Short exercise -
Identify every line in the records below that contains the word "Default", and copy each of those lines.
+--
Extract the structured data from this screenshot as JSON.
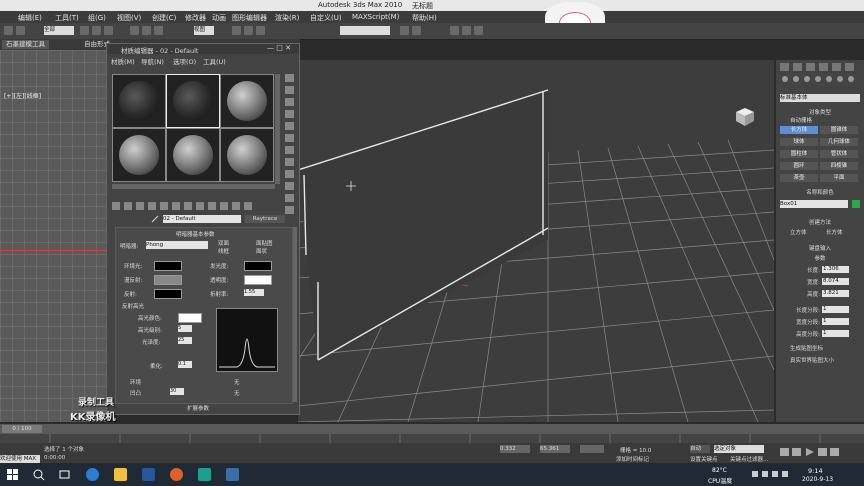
{
  "window": {
    "title": "Autodesk 3ds Max  2010",
    "file_name": "无标题"
  },
  "menu": [
    "编辑(E)",
    "工具(T)",
    "组(G)",
    "视图(V)",
    "创建(C)",
    "修改器",
    "动画",
    "图形编辑器",
    "渲染(R)",
    "自定义(U)",
    "MAXScript(M)",
    "帮助(H)"
  ],
  "ribbon": {
    "tabs": [
      "石墨建模工具",
      "自由形式"
    ]
  },
  "left_viewport": {
    "label": "[+][左][线框]"
  },
  "material_editor": {
    "title": "材质编辑器 - 02 - Default",
    "menu": [
      "材质(M)",
      "导航(N)",
      "选项(O)",
      "工具(U)"
    ],
    "material_name": "02 - Default",
    "material_type": "Raytrace",
    "rollout_basic": "明暗器基本参数",
    "shader_label": "明暗器:",
    "shader_value": "Phong",
    "opt_wire": "线框",
    "opt_two_sided": "双面",
    "opt_face_map": "面贴图",
    "opt_faceted": "面状",
    "ambient": "环境光:",
    "diffuse": "漫反射:",
    "specular": "反射:",
    "self_illum": "发光度:",
    "opacity": "透明度:",
    "refl_label": "折射率:",
    "refl_value": "1.55",
    "spec_group": "反射高光",
    "spec_color": "高光颜色:",
    "spec_level": "高光级别:",
    "spec_level_val": "5",
    "glossiness": "光泽度:",
    "glossiness_val": "25",
    "soften": "柔化:",
    "soften_val": "0.1",
    "env_label": "环境",
    "bump_label": "凹凸",
    "bump_val": "30",
    "none": "无",
    "rollout_ext": "扩展参数"
  },
  "right_panel": {
    "dropdown": "标准基本体",
    "object_type": "对象类型",
    "auto_grid": "自动栅格",
    "buttons": [
      "长方体",
      "圆锥体",
      "球体",
      "几何球体",
      "圆柱体",
      "管状体",
      "圆环",
      "四棱锥",
      "茶壶",
      "平面"
    ],
    "name_color": "名称和颜色",
    "object_name": "Box01",
    "creation_method": "创建方法",
    "cube": "立方体",
    "box": "长方体",
    "keyboard_entry": "键盘输入",
    "params": "参数",
    "length": "长度:",
    "length_val": "1.306",
    "width": "宽度:",
    "width_val": "8.074",
    "height": "高度:",
    "height_val": "3.821",
    "len_segs": "长度分段:",
    "len_segs_val": "1",
    "wid_segs": "宽度分段:",
    "wid_segs_val": "1",
    "hei_segs": "高度分段:",
    "hei_segs_val": "1",
    "gen_mapping": "生成贴图坐标",
    "real_world": "真实世界贴图大小"
  },
  "timeline": {
    "frame": "0 / 100"
  },
  "status": {
    "welcome": "欢迎使用 MAX",
    "selected": "选择了 1 个对象",
    "time": "0:00:00",
    "x_val": "0.332",
    "y_val": "65.361",
    "grid": "栅格 = 10.0",
    "auto_key": "自动",
    "selected_obj": "选定对象",
    "add_time_tag": "添加时间标记",
    "set_key": "设置关键点",
    "key_filter": "关键点过滤器..."
  },
  "taskbar": {
    "temp": "82°C",
    "cpu": "CPU温度",
    "clock": "9:14",
    "date": "2020-9-13"
  },
  "watermark": {
    "line1": "录制工具",
    "line2": "KK录像机"
  },
  "colors": {
    "accent": "#5b8fd6",
    "taskbar": "#1f2a36",
    "green_swatch": "#2aa84a"
  }
}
+--
Exercise answer -
    "title": "材质编辑器 - 02 - Default",
    "material_name": "02 - Default",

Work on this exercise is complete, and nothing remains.